··· Given text ···
Not a good analogy. More like you need to smoke after you pump gas. You don’t want anything to happen, and chances are nothing will happen but you may as well avoid the possibility when you consider the consequences…

@HigherChange - Excellent! Forsaking all others is what we promised, isn’t it? If we would only live by that principle, there would be very few marital casualties.

@cincerity-[quote=“cincerity, post:22, topic:13243”]
My husband has meetings alone with women, has dined alone with women

That’s too bad.



Thankfully Jesus was willing to engage one on one with the Samaritan woman at the well. The religious guidelines of the day said that He shouldn’t have had that conversation with her.


Maybe a bit of empathy is in order if an issue is not a problem you struggle with.

Wow. First, the “this impedes women” argument is spurious. That a man takes the effort to avoid impropriety does not impede women. In fact some women might appreciate such a position…

Second, he has not said anything about whether he could have a women VP if he ran. What kind of assumption is that? I bet he could handle it.


Here a guy takes responsibility for himself, and get brickbats! So you might like how he does it? Is that your business? Why not criticize Trump or how about Bill Clinton? But no, the pastor goes after the guy who takes action.

You know, I get the feeling that this piece is pure politics. I can’t see how it could be any other. I would not say a word if you had laid into Trump for his infidelity. But Pence? Takes some action to avoid inappropriate behavior, and you don’t approve. Really?
··· Source information ···
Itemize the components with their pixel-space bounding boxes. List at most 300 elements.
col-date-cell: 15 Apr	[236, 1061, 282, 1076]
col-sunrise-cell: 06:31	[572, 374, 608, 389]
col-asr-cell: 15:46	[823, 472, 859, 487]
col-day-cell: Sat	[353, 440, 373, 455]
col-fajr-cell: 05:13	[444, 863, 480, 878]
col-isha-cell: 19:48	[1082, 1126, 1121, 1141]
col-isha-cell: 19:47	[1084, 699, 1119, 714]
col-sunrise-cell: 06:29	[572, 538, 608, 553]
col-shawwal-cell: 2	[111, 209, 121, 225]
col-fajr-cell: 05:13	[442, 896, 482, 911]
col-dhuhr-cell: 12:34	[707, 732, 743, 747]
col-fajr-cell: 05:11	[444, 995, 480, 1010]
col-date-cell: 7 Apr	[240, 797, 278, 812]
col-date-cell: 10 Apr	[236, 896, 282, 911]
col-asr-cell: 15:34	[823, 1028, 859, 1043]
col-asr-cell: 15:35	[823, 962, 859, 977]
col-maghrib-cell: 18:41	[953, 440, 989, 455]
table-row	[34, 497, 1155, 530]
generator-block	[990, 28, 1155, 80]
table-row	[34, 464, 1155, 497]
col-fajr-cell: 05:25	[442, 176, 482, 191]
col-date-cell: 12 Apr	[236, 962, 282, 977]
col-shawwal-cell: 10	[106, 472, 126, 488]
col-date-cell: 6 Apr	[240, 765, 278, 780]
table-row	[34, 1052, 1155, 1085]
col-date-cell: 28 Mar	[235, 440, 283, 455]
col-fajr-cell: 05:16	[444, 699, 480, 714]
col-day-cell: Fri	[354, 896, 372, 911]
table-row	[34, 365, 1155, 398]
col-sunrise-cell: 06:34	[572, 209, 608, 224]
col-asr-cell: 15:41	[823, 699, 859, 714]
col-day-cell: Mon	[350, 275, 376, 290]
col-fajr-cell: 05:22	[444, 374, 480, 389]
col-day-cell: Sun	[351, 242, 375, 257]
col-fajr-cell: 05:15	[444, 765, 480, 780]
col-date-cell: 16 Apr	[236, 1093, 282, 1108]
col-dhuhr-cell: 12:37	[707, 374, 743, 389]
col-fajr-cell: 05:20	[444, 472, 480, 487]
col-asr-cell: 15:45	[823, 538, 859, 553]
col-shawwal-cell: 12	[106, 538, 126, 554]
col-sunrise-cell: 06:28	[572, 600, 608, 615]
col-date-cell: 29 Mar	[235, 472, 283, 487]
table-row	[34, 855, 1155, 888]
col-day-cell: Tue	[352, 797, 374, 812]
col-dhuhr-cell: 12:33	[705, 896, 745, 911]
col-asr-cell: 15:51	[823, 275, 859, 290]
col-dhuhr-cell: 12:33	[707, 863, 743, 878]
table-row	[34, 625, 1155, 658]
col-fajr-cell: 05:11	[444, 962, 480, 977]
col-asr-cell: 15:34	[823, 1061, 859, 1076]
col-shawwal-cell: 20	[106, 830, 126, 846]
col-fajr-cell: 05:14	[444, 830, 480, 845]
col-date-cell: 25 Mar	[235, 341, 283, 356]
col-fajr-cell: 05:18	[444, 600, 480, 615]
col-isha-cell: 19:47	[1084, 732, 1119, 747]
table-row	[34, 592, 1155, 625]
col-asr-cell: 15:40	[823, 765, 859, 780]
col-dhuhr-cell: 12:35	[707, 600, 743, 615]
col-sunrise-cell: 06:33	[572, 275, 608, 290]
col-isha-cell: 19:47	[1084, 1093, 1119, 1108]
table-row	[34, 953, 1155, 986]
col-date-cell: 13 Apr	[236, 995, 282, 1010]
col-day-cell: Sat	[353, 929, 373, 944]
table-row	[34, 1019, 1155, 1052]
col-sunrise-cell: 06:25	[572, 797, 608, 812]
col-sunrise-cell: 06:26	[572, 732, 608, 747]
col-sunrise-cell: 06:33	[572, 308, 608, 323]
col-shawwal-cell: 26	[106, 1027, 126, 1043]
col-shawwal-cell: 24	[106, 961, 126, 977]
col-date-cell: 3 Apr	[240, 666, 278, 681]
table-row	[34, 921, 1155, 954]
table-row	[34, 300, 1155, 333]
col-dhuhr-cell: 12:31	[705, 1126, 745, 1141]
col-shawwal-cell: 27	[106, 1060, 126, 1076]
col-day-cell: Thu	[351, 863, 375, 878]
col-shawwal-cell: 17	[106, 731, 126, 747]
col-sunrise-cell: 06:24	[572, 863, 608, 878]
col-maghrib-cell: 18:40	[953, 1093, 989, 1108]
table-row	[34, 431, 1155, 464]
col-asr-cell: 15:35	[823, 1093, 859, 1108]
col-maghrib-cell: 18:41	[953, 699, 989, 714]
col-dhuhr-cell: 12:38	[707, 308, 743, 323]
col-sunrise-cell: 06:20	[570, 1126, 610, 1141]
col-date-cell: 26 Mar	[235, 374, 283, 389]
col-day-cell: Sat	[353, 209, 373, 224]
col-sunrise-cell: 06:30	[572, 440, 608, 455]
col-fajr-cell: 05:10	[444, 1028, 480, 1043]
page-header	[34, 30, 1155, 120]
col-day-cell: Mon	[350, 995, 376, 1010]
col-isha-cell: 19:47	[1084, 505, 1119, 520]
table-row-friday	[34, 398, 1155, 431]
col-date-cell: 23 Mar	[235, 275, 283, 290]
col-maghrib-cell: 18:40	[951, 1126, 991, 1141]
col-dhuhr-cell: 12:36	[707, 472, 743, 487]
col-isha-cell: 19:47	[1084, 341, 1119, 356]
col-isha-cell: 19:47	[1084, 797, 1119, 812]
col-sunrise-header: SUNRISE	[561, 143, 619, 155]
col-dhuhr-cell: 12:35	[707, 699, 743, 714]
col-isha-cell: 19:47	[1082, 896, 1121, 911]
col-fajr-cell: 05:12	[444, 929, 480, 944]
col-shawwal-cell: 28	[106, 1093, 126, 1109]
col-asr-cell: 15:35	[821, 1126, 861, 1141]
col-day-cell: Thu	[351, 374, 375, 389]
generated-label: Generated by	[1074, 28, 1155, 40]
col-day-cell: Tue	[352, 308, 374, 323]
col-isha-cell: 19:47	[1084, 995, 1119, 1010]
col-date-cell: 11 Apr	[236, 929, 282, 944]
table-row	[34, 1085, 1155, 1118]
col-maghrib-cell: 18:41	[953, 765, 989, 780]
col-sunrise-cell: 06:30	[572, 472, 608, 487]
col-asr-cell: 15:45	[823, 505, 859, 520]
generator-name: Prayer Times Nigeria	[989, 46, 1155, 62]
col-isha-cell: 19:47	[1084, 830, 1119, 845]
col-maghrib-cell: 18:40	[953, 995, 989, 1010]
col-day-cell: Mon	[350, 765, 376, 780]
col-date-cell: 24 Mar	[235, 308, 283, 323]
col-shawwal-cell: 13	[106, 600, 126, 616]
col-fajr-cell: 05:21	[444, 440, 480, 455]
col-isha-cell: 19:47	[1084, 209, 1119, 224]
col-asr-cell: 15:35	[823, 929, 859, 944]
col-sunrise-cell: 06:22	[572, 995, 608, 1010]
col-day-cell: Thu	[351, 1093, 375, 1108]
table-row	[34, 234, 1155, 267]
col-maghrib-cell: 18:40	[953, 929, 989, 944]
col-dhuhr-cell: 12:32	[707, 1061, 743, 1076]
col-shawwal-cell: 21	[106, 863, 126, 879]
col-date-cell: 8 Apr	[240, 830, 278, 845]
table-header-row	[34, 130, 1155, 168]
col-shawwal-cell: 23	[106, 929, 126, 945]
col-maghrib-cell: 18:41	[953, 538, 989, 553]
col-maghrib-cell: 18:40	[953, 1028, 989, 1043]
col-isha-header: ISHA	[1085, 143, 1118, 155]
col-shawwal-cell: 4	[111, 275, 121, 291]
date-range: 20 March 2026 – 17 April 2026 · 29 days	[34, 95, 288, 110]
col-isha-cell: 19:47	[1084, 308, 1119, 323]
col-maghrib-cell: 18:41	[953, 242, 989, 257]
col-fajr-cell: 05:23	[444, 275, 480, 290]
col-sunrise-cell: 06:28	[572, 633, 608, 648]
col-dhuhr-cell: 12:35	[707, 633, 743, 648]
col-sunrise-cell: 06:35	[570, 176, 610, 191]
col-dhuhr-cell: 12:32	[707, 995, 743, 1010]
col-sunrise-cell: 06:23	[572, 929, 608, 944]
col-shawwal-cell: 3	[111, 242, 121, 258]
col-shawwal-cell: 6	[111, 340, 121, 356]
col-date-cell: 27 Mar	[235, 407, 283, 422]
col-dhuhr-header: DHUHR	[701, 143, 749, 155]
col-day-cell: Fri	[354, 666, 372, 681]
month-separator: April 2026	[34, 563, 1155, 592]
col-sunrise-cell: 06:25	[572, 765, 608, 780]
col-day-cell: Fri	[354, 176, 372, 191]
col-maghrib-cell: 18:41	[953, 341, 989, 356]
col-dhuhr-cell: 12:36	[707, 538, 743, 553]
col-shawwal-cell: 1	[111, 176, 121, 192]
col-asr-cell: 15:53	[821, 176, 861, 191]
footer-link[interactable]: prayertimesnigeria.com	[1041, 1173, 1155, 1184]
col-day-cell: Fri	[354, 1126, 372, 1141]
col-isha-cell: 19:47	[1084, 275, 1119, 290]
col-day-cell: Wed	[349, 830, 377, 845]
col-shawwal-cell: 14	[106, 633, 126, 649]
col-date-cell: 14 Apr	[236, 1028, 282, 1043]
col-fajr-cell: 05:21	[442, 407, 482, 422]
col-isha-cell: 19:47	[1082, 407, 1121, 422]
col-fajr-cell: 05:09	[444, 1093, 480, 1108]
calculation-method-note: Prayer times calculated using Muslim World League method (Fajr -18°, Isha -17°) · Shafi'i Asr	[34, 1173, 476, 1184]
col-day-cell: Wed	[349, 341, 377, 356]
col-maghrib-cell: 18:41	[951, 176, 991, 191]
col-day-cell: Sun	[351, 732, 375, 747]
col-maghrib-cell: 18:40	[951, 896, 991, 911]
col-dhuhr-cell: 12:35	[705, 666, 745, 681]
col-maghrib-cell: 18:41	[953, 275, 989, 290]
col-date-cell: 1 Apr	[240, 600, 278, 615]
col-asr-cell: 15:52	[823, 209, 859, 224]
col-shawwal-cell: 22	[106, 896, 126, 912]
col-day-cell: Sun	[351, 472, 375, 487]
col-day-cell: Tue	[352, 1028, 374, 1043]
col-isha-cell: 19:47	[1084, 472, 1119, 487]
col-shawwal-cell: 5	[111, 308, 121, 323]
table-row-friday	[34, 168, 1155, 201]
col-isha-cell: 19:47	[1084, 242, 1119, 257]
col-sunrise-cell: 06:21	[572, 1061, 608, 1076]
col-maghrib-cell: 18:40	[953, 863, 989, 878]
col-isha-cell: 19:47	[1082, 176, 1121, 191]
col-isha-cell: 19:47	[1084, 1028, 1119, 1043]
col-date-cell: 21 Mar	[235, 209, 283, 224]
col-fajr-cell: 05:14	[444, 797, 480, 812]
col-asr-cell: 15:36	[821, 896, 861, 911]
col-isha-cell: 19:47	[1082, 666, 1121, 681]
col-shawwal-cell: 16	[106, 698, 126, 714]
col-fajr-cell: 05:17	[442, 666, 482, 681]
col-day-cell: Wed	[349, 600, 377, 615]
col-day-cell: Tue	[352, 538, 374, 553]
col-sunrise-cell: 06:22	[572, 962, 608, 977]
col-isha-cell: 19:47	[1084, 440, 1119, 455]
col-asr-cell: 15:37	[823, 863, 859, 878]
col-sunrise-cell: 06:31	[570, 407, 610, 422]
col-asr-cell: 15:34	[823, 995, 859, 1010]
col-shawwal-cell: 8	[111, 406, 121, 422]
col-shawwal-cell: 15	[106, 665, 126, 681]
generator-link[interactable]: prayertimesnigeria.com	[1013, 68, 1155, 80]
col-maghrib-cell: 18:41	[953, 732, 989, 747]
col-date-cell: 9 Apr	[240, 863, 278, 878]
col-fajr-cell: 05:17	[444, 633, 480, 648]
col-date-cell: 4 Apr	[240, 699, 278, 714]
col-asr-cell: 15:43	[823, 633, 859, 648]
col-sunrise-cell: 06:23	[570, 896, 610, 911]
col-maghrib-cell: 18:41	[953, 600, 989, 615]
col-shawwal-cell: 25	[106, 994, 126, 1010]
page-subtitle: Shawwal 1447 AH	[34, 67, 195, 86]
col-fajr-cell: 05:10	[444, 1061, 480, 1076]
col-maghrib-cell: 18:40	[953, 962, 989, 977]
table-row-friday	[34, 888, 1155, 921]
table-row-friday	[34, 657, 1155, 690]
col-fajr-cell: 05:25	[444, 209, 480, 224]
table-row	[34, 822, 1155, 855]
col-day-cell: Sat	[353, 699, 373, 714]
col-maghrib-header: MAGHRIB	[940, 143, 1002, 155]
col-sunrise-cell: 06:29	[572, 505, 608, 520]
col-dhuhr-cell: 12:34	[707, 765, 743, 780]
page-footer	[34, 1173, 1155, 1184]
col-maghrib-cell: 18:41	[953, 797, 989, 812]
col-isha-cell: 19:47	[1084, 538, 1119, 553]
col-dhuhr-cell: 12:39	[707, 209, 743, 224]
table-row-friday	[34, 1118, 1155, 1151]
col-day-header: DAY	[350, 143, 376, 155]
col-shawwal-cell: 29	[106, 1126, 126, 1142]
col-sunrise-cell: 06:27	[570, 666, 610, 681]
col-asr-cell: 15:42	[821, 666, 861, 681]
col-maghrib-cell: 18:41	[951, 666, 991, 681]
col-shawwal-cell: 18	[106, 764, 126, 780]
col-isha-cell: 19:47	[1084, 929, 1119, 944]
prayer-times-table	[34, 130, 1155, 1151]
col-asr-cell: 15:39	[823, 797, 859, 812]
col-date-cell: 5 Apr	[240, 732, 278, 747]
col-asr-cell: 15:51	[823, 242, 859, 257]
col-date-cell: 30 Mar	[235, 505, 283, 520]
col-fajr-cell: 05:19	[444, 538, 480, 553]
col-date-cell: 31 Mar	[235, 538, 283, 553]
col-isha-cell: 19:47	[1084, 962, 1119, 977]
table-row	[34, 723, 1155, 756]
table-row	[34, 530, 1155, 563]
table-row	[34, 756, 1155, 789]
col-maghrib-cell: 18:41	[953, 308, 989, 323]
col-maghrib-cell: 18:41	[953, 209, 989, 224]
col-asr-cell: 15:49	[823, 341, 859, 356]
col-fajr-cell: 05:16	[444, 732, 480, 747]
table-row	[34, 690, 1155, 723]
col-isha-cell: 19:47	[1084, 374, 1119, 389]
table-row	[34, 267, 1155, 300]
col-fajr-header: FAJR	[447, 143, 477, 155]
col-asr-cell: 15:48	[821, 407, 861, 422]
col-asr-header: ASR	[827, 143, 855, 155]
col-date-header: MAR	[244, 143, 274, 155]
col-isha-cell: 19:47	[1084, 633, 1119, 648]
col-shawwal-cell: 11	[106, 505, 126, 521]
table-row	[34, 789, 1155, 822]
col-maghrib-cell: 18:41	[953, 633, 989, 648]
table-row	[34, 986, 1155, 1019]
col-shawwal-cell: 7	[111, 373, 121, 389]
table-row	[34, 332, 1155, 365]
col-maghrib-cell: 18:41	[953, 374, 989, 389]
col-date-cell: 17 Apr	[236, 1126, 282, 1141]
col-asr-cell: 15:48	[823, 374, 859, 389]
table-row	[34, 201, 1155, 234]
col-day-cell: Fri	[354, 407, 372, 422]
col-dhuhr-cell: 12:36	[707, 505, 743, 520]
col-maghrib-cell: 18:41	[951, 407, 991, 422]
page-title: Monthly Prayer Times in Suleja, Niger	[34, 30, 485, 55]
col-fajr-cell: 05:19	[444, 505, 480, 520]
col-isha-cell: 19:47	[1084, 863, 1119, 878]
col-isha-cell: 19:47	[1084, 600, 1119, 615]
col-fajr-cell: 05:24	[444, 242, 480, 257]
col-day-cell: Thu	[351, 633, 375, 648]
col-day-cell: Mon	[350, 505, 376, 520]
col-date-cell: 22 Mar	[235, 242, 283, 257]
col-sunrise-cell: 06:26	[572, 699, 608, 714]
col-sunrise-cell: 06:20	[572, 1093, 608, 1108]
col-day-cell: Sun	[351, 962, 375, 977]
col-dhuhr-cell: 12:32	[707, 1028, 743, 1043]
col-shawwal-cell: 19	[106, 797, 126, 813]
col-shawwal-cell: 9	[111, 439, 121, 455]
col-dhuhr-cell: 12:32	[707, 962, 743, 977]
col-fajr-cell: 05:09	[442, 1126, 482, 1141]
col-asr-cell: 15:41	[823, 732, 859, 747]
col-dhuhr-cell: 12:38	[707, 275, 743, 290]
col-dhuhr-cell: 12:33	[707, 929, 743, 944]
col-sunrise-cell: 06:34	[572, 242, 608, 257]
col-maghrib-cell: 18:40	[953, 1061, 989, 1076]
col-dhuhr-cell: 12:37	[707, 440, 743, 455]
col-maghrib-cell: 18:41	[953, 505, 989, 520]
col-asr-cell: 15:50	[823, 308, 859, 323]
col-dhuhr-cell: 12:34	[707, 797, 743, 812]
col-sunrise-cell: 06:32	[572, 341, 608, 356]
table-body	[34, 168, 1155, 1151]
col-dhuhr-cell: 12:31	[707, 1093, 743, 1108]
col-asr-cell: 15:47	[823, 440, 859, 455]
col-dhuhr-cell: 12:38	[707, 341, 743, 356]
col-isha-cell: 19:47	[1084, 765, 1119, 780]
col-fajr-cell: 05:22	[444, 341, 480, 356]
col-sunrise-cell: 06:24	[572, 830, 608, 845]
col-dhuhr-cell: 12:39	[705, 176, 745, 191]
···
Brief A: Output everything in the forum discussion from "That’s too bad." down to "could handle it.", word for word.
Brief B: According to the forum discussion, who did Jesus engage with one on one?

Expected answer A:
That’s too bad.



Thankfully Jesus was willing to engage one on one with the Samaritan woman at the well. The religious guidelines of the day said that He shouldn’t have had that conversation with her.


Maybe a bit of empathy is in order if an issue is not a problem you struggle with.

Wow. First, the “this impedes women” argument is spurious. That a man takes the effort to avoid impropriety does not impede women. In fact some women might appreciate such a position…

Second, he has not said anything about whether he could have a women VP if he ran. What kind of assumption is that? I bet he could handle it.

Expected answer B: The Samaritan woman at the well.